• _Direction_:
Scan the records below for lines with the word "color", then state how many you find and nothing else.
━━━━
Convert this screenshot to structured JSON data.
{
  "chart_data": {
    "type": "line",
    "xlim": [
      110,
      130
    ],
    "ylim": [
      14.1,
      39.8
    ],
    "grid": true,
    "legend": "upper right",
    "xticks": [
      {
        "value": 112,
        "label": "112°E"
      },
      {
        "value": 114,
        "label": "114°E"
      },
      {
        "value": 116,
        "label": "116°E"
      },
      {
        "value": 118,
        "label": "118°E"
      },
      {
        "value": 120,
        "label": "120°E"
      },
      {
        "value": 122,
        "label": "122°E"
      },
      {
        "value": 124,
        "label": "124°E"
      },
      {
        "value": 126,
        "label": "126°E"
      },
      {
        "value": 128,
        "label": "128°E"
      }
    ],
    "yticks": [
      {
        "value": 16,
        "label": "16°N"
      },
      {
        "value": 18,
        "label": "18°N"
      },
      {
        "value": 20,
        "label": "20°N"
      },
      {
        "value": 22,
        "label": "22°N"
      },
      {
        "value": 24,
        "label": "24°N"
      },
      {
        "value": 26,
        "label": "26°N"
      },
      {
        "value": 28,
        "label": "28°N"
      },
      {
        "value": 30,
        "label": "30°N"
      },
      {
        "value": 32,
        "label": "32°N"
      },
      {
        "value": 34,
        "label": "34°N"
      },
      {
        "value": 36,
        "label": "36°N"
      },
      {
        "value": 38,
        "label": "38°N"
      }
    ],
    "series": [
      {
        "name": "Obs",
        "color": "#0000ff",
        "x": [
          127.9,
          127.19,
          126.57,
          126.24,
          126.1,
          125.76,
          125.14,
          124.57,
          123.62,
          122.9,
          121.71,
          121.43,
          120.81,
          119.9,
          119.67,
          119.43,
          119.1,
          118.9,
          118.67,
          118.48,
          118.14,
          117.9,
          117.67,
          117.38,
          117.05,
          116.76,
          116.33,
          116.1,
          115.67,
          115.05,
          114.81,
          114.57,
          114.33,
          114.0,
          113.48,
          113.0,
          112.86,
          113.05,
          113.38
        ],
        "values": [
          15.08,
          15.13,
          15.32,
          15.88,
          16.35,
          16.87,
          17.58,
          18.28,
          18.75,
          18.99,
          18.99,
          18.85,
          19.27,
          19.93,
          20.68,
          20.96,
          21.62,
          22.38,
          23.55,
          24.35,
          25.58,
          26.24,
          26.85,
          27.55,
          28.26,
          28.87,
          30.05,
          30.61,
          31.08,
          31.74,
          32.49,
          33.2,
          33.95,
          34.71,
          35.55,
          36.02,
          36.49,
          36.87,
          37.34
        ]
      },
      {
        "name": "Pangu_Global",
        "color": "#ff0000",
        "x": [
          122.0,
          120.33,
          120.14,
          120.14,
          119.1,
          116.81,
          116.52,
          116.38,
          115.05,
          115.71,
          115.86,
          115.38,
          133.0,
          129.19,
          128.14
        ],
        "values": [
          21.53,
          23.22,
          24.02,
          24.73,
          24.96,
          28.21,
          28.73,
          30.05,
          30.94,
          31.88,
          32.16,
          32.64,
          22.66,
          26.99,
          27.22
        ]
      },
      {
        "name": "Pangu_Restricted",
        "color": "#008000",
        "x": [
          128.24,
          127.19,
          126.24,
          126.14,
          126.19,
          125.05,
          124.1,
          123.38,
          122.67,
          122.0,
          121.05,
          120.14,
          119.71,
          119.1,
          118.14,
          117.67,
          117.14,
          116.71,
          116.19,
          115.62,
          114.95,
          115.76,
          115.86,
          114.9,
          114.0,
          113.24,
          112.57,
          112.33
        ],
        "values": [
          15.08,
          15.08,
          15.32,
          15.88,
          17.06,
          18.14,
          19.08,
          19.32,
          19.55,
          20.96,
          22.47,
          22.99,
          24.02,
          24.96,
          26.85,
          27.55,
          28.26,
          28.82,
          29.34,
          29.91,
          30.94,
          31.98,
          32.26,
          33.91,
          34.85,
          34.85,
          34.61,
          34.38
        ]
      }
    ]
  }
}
━━━━
• _Full response_:
3